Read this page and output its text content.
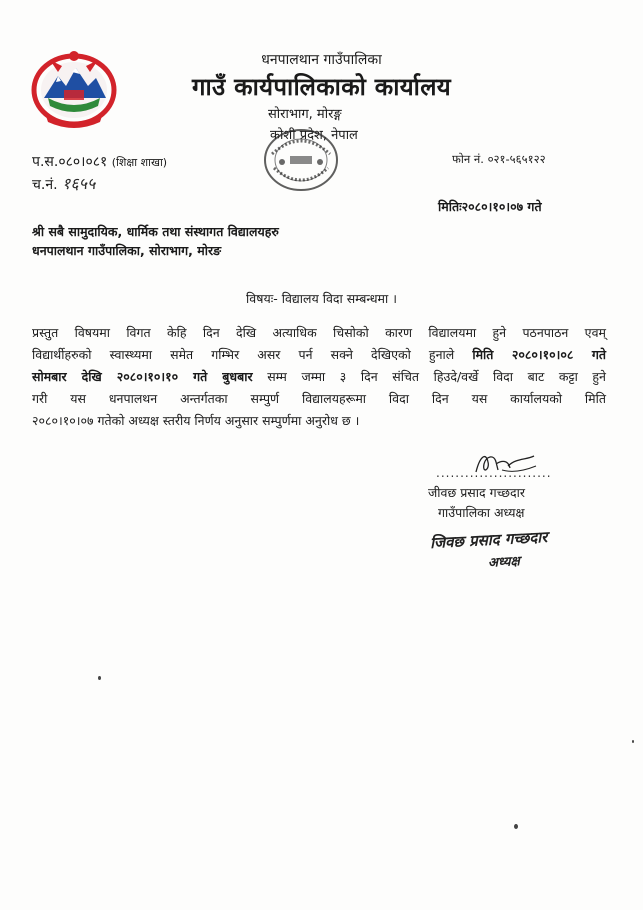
धनपालथान गाउँपालिका
गाउँ कार्यपालिकाको कार्यालय
सोराभाग, मोरङ्ग
कोशी प्रदेश, नेपाल
प.स.०८०।०८१ (शिक्षा शाखा)
च.नं. १६५५
फोन नं. ०२१-५६५१२२
मितिः२०८०।१०।०७ गते
श्री सबै सामुदायिक, धार्मिक तथा संस्थागत विद्यालयहरु
धनपालथान गाउँपालिका, सोराभाग, मोरङ
विषयः- विद्यालय विदा सम्बन्धमा ।
प्रस्तुत विषयमा विगत केहि दिन देखि अत्याधिक चिसोको कारण विद्यालयमा हुने पठनपाठन एवम्
विद्यार्थीहरुको स्वास्थ्यमा समेत गम्भिर असर पर्न सक्ने देखिएको हुनाले मिति २०८०।१०।०८ गते
सोमबार देखि २०८०।१०।१० गते बुधबार सम्म जम्मा ३ दिन संचित हिउदे/वर्खे विदा बाट कट्टा हुने
गरी यस धनपालथन अन्तर्गतका सम्पुर्ण विद्यालयहरूमा विदा दिन यस कार्यालयको मिति
२०८०।१०।०७ गतेको अध्यक्ष स्तरीय निर्णय अनुसार सम्पुर्णमा अनुरोध छ ।
........................
जीवछ प्रसाद गच्छदार
गाउँपालिका अध्यक्ष
जिवछ प्रसाद गच्छदार
अध्यक्ष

------------------------

→ Stated task: Every line in the data that holds "लयहर" should be copied out.

→ Response below:
श्री सबै सामुदायिक, धार्मिक तथा संस्थागत विद्यालयहरु
गरी यस धनपालथन अन्तर्गतका सम्पुर्ण विद्यालयहरूमा विदा दिन यस कार्यालयको मिति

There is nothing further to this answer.